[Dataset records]
★ ★ ★

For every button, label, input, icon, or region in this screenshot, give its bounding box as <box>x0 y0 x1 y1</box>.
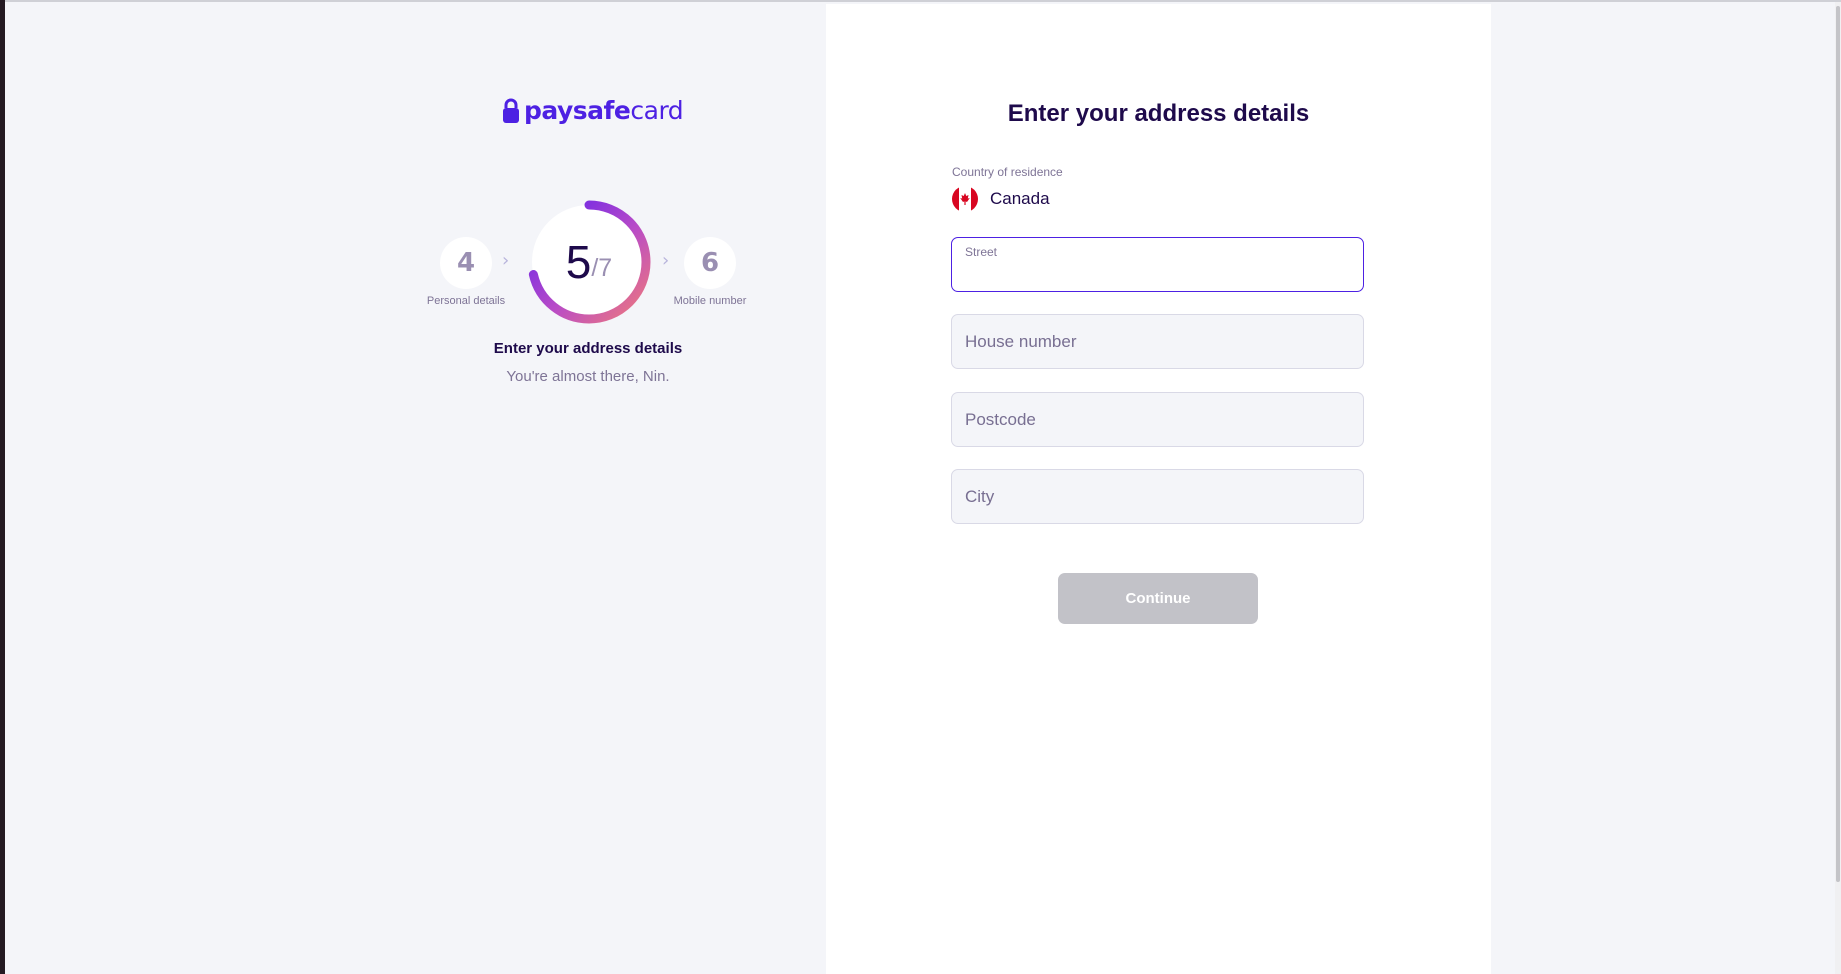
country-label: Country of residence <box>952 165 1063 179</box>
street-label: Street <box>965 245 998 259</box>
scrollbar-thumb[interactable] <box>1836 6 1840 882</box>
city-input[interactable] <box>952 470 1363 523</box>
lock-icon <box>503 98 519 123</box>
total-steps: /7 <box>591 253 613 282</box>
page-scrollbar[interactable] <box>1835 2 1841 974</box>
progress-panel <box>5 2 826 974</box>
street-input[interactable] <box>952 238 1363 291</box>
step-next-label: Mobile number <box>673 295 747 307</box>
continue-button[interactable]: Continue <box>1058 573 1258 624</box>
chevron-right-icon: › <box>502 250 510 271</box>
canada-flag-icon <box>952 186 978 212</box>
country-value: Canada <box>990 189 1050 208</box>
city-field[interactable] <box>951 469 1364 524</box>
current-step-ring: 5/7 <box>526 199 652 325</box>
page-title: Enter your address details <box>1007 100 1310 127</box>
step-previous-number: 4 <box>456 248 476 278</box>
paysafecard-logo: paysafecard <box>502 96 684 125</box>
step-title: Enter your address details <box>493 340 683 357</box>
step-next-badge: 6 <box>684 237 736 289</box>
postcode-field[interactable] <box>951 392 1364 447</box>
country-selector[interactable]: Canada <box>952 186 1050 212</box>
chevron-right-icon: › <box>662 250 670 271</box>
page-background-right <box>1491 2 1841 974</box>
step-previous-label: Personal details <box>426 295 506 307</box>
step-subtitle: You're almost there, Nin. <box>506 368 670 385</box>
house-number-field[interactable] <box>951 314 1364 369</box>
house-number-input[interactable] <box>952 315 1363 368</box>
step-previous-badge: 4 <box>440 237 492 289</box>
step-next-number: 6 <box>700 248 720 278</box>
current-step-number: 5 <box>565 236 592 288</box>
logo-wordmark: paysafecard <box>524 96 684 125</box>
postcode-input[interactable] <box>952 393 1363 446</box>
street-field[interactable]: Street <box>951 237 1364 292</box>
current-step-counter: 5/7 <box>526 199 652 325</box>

★ ★ ★

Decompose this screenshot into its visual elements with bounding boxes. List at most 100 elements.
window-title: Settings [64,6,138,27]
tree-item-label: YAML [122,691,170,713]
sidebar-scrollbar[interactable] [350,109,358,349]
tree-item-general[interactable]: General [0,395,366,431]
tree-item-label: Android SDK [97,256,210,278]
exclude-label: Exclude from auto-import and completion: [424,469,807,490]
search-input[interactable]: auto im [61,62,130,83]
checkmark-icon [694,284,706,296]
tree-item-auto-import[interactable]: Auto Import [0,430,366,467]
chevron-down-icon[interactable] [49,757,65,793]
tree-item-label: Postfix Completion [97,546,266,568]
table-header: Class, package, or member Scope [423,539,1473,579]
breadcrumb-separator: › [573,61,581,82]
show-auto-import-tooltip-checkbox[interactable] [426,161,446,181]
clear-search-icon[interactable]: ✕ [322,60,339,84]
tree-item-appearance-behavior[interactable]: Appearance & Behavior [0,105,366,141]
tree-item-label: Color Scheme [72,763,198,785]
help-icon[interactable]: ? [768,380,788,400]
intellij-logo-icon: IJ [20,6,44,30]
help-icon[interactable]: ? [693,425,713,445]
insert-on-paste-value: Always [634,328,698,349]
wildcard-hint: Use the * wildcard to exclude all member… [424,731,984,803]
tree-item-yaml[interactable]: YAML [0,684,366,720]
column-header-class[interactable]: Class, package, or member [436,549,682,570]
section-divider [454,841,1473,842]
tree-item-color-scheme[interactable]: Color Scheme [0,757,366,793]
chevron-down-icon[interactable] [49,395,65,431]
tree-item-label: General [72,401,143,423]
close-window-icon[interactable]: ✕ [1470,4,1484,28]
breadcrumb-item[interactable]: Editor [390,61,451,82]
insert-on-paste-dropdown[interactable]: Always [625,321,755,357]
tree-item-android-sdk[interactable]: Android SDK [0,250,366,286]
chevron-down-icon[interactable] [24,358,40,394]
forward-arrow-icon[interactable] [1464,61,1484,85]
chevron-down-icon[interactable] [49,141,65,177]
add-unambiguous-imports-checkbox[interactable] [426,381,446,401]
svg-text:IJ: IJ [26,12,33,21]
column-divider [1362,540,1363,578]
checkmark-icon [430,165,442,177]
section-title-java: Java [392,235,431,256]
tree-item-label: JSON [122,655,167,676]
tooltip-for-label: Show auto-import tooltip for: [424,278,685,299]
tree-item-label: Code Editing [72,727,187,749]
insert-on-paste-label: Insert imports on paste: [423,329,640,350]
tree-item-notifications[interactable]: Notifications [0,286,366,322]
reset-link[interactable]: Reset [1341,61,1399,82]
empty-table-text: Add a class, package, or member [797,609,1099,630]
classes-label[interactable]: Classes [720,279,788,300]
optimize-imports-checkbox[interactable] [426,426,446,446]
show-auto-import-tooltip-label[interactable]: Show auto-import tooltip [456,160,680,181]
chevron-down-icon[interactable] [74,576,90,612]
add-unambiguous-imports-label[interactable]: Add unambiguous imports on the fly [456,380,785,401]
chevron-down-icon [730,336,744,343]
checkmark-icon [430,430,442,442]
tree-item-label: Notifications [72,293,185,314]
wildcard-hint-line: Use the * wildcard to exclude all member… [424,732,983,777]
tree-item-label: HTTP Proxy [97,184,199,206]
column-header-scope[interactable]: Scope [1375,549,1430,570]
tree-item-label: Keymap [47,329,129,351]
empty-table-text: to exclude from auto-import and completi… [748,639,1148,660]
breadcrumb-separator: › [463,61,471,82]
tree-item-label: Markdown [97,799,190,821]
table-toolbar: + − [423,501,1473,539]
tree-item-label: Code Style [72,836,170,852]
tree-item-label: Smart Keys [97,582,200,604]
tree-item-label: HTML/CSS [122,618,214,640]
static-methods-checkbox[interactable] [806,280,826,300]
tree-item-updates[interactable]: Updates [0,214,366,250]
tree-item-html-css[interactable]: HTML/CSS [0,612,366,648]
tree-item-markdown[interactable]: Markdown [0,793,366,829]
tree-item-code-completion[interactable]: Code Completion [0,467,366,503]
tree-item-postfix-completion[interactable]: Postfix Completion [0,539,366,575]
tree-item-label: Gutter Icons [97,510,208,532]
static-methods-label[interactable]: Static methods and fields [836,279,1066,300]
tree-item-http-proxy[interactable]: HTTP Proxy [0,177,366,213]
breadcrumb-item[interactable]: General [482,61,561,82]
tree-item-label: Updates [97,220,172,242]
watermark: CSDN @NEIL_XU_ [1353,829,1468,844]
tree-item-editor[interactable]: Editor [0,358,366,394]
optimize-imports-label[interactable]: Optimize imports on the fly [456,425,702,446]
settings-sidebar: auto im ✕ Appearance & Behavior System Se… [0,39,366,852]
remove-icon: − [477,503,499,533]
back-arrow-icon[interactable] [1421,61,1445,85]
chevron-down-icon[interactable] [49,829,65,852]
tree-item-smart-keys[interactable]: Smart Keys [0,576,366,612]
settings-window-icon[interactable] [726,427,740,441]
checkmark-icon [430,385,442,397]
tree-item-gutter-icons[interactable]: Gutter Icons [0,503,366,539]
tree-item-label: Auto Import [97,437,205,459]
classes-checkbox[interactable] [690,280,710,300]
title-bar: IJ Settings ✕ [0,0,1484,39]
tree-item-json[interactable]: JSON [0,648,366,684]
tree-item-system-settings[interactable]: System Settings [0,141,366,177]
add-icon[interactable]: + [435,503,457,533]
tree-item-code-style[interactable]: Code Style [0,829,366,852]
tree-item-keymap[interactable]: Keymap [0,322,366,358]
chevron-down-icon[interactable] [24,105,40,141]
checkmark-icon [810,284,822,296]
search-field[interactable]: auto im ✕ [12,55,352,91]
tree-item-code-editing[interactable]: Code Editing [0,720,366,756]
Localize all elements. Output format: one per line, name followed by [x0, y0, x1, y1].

★ ★ ★

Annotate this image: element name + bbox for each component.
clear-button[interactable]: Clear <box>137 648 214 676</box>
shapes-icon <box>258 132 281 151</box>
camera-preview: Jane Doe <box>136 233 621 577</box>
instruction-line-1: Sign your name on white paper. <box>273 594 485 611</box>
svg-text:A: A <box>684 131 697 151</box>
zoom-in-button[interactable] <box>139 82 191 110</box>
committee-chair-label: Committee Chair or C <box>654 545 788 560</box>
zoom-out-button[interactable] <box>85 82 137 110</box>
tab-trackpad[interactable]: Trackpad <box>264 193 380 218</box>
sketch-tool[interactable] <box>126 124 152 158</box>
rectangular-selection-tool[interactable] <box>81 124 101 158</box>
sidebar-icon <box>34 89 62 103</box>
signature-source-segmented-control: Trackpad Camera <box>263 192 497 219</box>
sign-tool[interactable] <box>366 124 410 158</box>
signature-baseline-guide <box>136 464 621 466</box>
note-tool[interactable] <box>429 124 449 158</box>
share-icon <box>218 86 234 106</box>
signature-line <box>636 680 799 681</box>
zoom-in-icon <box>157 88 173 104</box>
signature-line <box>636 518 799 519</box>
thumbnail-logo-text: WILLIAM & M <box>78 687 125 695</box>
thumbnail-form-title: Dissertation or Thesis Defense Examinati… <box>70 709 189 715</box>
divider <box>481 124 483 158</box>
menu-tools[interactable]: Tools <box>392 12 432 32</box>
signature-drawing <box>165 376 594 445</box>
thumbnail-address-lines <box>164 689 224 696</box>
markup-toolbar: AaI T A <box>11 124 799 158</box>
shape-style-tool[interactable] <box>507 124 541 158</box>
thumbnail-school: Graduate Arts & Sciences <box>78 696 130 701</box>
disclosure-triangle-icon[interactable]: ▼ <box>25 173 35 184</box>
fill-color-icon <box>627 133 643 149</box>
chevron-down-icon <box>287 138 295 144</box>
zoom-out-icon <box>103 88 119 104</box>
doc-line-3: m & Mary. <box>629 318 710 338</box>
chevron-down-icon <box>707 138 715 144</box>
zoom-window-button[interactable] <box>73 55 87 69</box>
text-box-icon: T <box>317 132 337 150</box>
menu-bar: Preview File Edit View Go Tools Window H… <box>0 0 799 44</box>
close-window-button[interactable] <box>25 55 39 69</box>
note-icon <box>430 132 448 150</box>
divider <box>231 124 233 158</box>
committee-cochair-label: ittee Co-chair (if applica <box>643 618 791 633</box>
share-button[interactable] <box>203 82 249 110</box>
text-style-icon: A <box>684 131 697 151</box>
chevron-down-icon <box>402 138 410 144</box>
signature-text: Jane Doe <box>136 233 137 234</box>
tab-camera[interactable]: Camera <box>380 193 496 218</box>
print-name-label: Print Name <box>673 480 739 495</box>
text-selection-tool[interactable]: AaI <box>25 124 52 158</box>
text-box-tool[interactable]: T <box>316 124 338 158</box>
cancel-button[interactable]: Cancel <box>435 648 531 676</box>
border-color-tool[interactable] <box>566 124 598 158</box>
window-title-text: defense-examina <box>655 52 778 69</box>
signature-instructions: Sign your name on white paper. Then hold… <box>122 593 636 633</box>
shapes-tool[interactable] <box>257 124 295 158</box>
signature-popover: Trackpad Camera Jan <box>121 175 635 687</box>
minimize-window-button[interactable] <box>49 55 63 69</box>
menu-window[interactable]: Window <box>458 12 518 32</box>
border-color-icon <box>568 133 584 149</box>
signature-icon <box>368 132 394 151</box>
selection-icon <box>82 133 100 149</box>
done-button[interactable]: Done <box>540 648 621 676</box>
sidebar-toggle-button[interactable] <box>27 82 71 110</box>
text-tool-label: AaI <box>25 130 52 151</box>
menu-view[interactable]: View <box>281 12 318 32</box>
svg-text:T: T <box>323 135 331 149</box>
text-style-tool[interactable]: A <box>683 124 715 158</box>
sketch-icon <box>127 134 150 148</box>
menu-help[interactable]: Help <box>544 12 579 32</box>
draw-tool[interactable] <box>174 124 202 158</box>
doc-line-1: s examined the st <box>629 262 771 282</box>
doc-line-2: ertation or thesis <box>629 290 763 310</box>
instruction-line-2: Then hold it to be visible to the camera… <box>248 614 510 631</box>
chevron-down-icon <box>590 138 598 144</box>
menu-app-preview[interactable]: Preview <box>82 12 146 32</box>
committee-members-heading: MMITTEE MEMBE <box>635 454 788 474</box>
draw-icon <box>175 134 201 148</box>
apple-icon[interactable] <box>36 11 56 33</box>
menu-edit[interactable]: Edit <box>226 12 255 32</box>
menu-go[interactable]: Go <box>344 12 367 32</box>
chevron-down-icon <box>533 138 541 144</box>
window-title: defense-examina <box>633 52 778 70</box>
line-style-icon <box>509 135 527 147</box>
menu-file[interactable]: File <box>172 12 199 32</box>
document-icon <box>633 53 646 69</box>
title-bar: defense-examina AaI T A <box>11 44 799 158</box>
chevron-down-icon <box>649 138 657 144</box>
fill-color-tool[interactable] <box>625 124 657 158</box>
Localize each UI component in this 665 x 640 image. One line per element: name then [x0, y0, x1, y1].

★ ★ ★

Repeat the lines of the items above verbatim, starting at the line that contains "Annotate this image: element" and ending at the line that contains "menu-tools[interactable]: Tools <box>392", with both of those lines included.

= Exercise answer =
Annotate this image: element name + bbox for each component.
clear-button[interactable]: Clear <box>137 648 214 676</box>
shapes-icon <box>258 132 281 151</box>
camera-preview: Jane Doe <box>136 233 621 577</box>
instruction-line-1: Sign your name on white paper. <box>273 594 485 611</box>
svg-text:A: A <box>684 131 697 151</box>
zoom-in-button[interactable] <box>139 82 191 110</box>
committee-chair-label: Committee Chair or C <box>654 545 788 560</box>
zoom-out-button[interactable] <box>85 82 137 110</box>
tab-trackpad[interactable]: Trackpad <box>264 193 380 218</box>
sketch-tool[interactable] <box>126 124 152 158</box>
rectangular-selection-tool[interactable] <box>81 124 101 158</box>
sidebar-icon <box>34 89 62 103</box>
signature-source-segmented-control: Trackpad Camera <box>263 192 497 219</box>
sign-tool[interactable] <box>366 124 410 158</box>
signature-baseline-guide <box>136 464 621 466</box>
note-tool[interactable] <box>429 124 449 158</box>
share-icon <box>218 86 234 106</box>
signature-line <box>636 680 799 681</box>
zoom-in-icon <box>157 88 173 104</box>
signature-line <box>636 518 799 519</box>
thumbnail-logo-text: WILLIAM & M <box>78 687 125 695</box>
thumbnail-form-title: Dissertation or Thesis Defense Examinati… <box>70 709 189 715</box>
divider <box>481 124 483 158</box>
menu-tools[interactable]: Tools <box>392 12 432 32</box>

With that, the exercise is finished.